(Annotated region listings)

+---+

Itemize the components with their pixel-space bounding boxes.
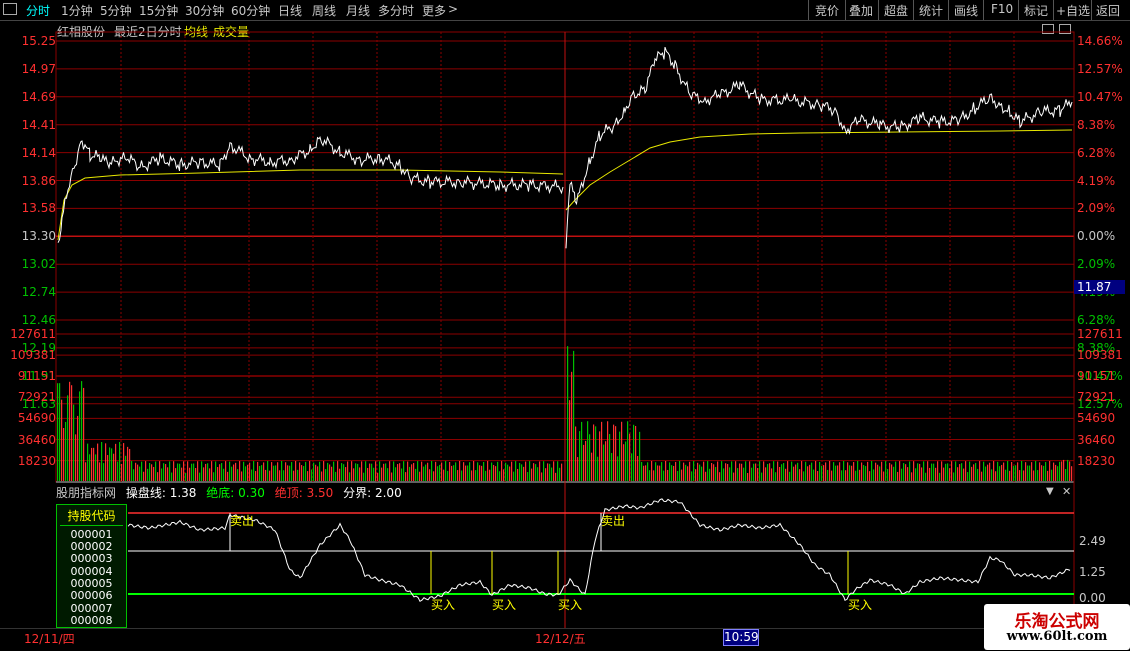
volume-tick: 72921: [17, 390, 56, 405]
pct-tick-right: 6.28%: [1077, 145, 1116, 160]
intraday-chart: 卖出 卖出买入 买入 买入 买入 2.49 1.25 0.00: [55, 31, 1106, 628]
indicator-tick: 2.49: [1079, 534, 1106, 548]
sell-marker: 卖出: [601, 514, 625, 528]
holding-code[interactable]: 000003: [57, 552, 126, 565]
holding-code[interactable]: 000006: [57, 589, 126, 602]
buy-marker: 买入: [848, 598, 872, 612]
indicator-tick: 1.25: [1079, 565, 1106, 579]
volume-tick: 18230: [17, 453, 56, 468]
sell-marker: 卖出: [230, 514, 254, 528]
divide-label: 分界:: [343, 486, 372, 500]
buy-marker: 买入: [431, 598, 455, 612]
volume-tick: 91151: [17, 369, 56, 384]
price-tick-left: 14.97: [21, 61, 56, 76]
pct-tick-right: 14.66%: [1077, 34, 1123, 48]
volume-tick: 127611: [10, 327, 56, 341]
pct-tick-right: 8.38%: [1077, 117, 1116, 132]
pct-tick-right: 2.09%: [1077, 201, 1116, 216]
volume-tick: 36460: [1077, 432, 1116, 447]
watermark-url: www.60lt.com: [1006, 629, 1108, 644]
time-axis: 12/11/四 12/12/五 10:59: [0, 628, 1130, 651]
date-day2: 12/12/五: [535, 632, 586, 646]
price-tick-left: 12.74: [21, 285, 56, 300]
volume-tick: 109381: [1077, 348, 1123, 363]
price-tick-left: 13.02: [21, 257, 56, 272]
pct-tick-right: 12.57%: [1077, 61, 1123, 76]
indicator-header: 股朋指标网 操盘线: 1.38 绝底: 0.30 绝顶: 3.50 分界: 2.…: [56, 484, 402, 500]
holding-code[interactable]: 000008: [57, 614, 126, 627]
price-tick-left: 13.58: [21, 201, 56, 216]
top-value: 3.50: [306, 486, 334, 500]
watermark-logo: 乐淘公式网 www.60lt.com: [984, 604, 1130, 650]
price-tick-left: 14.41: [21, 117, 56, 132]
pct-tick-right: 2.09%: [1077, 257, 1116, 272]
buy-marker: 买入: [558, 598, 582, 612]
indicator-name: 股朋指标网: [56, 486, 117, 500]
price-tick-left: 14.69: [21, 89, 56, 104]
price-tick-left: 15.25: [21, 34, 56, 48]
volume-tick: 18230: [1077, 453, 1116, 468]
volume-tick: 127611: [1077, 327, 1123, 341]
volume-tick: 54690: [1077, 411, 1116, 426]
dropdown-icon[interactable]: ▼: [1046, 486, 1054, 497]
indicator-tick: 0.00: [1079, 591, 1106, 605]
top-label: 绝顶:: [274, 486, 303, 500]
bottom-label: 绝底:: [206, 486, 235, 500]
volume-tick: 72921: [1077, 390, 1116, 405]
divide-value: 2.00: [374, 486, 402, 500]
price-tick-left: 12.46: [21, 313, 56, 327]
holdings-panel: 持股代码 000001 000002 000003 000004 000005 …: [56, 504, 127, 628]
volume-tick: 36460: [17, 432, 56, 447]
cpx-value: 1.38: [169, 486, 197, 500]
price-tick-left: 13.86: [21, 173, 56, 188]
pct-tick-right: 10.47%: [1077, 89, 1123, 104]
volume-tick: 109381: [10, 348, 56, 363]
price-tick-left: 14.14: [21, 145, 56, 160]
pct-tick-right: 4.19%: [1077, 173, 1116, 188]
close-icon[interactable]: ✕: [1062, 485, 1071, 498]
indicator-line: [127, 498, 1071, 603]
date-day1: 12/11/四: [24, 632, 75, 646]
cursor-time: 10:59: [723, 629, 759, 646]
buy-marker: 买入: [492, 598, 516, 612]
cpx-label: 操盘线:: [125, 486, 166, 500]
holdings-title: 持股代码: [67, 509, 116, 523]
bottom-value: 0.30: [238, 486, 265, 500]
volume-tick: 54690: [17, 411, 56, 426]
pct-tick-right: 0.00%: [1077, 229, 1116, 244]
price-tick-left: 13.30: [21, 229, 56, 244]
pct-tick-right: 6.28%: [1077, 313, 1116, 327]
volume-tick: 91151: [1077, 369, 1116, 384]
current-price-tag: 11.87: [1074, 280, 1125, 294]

+---+

- [What to do]: Reproduce, line for line and unchanged, the part of the records above that opens with the line containing "volume-tick: 72921: [17, 390, 56, 405]" and closes with the line containing "divide-value: 2.00: [374, 486, 402, 500]", including both of those lines and nothing else.

- [Exercise output]:
volume-tick: 72921: [17, 390, 56, 405]
pct-tick-right: 6.28%: [1077, 145, 1116, 160]
intraday-chart: 卖出 卖出买入 买入 买入 买入 2.49 1.25 0.00: [55, 31, 1106, 628]
indicator-tick: 2.49: [1079, 534, 1106, 548]
sell-marker: 卖出: [601, 514, 625, 528]
holding-code[interactable]: 000003: [57, 552, 126, 565]
holding-code[interactable]: 000006: [57, 589, 126, 602]
buy-marker: 买入: [848, 598, 872, 612]
indicator-tick: 1.25: [1079, 565, 1106, 579]
volume-tick: 18230: [17, 453, 56, 468]
sell-marker: 卖出: [230, 514, 254, 528]
divide-label: 分界:: [343, 486, 372, 500]
buy-marker: 买入: [431, 598, 455, 612]
volume-tick: 91151: [17, 369, 56, 384]
price-tick-left: 14.97: [21, 61, 56, 76]
pct-tick-right: 14.66%: [1077, 34, 1123, 48]
volume-tick: 127611: [10, 327, 56, 341]
pct-tick-right: 8.38%: [1077, 117, 1116, 132]
pct-tick-right: 2.09%: [1077, 201, 1116, 216]
volume-tick: 36460: [1077, 432, 1116, 447]
watermark-url: www.60lt.com: [1006, 629, 1108, 644]
time-axis: 12/11/四 12/12/五 10:59: [0, 628, 1130, 651]
date-day2: 12/12/五: [535, 632, 586, 646]
price-tick-left: 12.74: [21, 285, 56, 300]
volume-tick: 109381: [1077, 348, 1123, 363]
price-tick-left: 13.02: [21, 257, 56, 272]
pct-tick-right: 12.57%: [1077, 61, 1123, 76]
indicator-header: 股朋指标网 操盘线: 1.38 绝底: 0.30 绝顶: 3.50 分界: 2.…: [56, 484, 402, 500]
holding-code[interactable]: 000008: [57, 614, 126, 627]
price-tick-left: 13.58: [21, 201, 56, 216]
top-value: 3.50: [306, 486, 334, 500]
watermark-logo: 乐淘公式网 www.60lt.com: [984, 604, 1130, 650]
price-tick-left: 14.41: [21, 117, 56, 132]
pct-tick-right: 2.09%: [1077, 257, 1116, 272]
buy-marker: 买入: [558, 598, 582, 612]
indicator-name: 股朋指标网: [56, 486, 117, 500]
price-tick-left: 14.69: [21, 89, 56, 104]
price-tick-left: 15.25: [21, 34, 56, 48]
volume-tick: 18230: [1077, 453, 1116, 468]
volume-tick: 127611: [1077, 327, 1123, 341]
volume-tick: 54690: [1077, 411, 1116, 426]
dropdown-icon[interactable]: ▼: [1046, 486, 1054, 497]
indicator-tick: 0.00: [1079, 591, 1106, 605]
top-label: 绝顶:: [274, 486, 303, 500]
bottom-label: 绝底:: [206, 486, 235, 500]
volume-tick: 72921: [1077, 390, 1116, 405]
divide-value: 2.00: [374, 486, 402, 500]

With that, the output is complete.